Figure content listings:
:::::
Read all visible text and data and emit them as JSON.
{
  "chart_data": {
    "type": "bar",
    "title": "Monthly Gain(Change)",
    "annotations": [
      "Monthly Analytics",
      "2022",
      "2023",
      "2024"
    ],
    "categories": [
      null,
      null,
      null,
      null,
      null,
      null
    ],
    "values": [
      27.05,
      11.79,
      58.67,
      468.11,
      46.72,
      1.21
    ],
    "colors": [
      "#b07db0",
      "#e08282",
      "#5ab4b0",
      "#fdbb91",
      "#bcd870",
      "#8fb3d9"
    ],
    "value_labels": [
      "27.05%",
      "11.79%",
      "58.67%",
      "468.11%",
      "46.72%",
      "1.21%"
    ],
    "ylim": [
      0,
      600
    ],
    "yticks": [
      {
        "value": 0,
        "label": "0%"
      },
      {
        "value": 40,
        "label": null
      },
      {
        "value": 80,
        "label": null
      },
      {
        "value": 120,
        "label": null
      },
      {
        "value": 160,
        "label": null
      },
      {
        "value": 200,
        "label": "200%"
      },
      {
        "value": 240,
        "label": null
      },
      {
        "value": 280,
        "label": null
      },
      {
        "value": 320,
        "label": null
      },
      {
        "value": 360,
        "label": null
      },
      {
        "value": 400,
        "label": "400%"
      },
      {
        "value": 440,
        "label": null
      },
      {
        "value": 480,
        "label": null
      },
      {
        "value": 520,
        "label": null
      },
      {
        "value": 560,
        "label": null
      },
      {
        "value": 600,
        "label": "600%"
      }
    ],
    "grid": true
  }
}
:::::
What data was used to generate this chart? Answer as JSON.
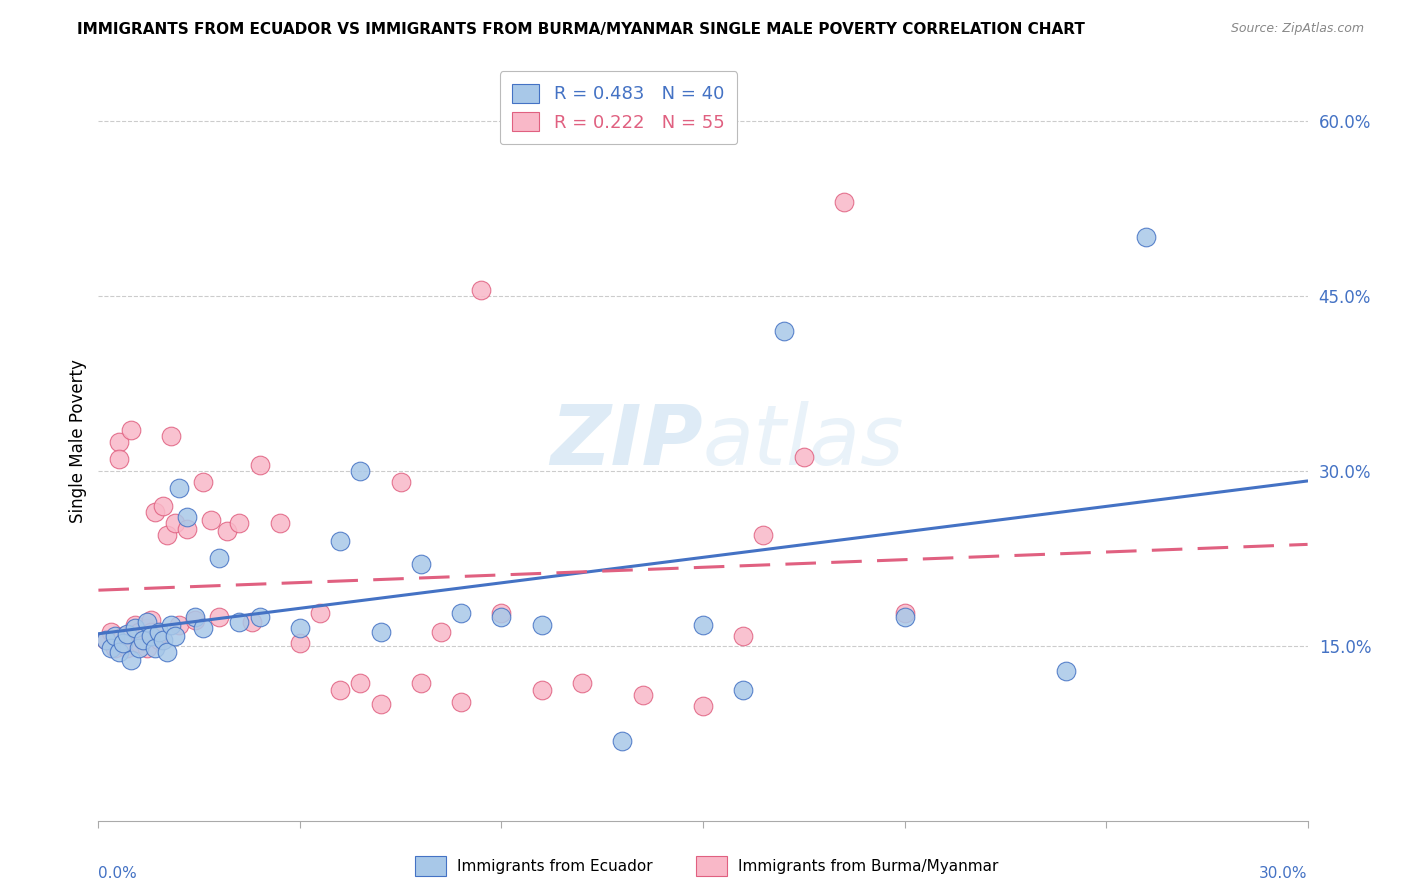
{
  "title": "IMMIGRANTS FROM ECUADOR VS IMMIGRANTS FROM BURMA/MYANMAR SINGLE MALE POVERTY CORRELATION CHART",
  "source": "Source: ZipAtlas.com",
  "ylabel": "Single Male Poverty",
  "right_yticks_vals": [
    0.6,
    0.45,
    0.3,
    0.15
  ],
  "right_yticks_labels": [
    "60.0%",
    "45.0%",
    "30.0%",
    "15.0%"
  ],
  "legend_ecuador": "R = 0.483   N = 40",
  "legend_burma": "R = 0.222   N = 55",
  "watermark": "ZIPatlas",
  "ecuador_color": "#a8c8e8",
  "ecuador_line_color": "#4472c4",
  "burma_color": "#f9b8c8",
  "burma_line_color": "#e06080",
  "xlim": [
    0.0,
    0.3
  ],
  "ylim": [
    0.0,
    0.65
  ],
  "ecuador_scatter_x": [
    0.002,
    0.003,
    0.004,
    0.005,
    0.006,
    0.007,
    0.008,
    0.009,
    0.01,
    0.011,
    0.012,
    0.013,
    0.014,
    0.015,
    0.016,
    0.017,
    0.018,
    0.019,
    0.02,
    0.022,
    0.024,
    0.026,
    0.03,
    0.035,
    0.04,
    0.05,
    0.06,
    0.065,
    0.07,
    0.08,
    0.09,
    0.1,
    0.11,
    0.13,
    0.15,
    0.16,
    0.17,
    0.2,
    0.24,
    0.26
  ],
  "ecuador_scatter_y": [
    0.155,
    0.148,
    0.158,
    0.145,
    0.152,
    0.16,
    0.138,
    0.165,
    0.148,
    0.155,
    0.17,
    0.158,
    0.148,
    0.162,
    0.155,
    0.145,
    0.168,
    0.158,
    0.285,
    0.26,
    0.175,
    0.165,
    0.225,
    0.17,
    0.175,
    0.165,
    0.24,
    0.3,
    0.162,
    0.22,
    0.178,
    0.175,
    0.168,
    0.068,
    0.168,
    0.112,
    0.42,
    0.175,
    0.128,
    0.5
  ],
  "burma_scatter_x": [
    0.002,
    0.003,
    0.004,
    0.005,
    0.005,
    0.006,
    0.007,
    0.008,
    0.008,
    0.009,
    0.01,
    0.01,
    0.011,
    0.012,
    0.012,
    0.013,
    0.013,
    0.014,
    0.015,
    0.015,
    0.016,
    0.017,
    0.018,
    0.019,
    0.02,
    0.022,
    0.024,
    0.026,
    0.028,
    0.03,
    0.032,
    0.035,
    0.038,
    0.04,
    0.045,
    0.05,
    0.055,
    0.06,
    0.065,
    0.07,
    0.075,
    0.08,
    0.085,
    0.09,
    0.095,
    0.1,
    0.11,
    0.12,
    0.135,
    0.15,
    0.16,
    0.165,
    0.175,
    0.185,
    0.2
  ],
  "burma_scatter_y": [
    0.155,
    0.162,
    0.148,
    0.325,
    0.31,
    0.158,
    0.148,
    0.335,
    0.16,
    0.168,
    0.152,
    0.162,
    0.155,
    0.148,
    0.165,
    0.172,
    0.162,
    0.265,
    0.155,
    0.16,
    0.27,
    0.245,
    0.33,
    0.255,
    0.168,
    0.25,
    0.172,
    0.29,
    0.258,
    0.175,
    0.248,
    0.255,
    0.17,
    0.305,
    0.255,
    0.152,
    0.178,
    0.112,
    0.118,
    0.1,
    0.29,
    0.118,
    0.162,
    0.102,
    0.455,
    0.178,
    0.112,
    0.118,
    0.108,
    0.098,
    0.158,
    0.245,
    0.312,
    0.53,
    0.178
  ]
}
:::::
- _Short task_: Gather all lines of the records that include the word "Monthly".

- _Correct result_:
    "title": "Monthly Gain(Change)",
      "Monthly Analytics",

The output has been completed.